(Dataset rows)
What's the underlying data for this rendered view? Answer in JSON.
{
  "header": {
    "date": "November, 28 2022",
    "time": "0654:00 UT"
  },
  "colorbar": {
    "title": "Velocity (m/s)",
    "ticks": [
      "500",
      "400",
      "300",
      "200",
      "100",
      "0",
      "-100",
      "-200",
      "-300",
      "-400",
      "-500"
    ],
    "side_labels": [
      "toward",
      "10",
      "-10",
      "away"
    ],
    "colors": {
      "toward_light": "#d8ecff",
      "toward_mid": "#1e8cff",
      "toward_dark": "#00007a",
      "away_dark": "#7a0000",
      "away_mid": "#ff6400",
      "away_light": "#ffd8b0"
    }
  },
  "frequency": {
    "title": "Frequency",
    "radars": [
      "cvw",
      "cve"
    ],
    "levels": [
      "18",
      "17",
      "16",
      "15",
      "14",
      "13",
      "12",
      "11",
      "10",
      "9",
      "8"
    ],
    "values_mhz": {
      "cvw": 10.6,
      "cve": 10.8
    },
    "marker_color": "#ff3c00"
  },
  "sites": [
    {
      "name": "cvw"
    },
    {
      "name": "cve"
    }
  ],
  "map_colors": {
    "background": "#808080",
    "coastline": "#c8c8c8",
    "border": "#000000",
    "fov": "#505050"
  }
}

◆ **Written task**: Produce an exact copy of the whole listing.

◆ **The reply**:
What's the underlying data for this rendered view? Answer in JSON.
{
  "header": {
    "date": "November, 28 2022",
    "time": "0654:00 UT"
  },
  "colorbar": {
    "title": "Velocity (m/s)",
    "ticks": [
      "500",
      "400",
      "300",
      "200",
      "100",
      "0",
      "-100",
      "-200",
      "-300",
      "-400",
      "-500"
    ],
    "side_labels": [
      "toward",
      "10",
      "-10",
      "away"
    ],
    "colors": {
      "toward_light": "#d8ecff",
      "toward_mid": "#1e8cff",
      "toward_dark": "#00007a",
      "away_dark": "#7a0000",
      "away_mid": "#ff6400",
      "away_light": "#ffd8b0"
    }
  },
  "frequency": {
    "title": "Frequency",
    "radars": [
      "cvw",
      "cve"
    ],
    "levels": [
      "18",
      "17",
      "16",
      "15",
      "14",
      "13",
      "12",
      "11",
      "10",
      "9",
      "8"
    ],
    "values_mhz": {
      "cvw": 10.6,
      "cve": 10.8
    },
    "marker_color": "#ff3c00"
  },
  "sites": [
    {
      "name": "cvw"
    },
    {
      "name": "cve"
    }
  ],
  "map_colors": {
    "background": "#808080",
    "coastline": "#c8c8c8",
    "border": "#000000",
    "fov": "#505050"
  }
}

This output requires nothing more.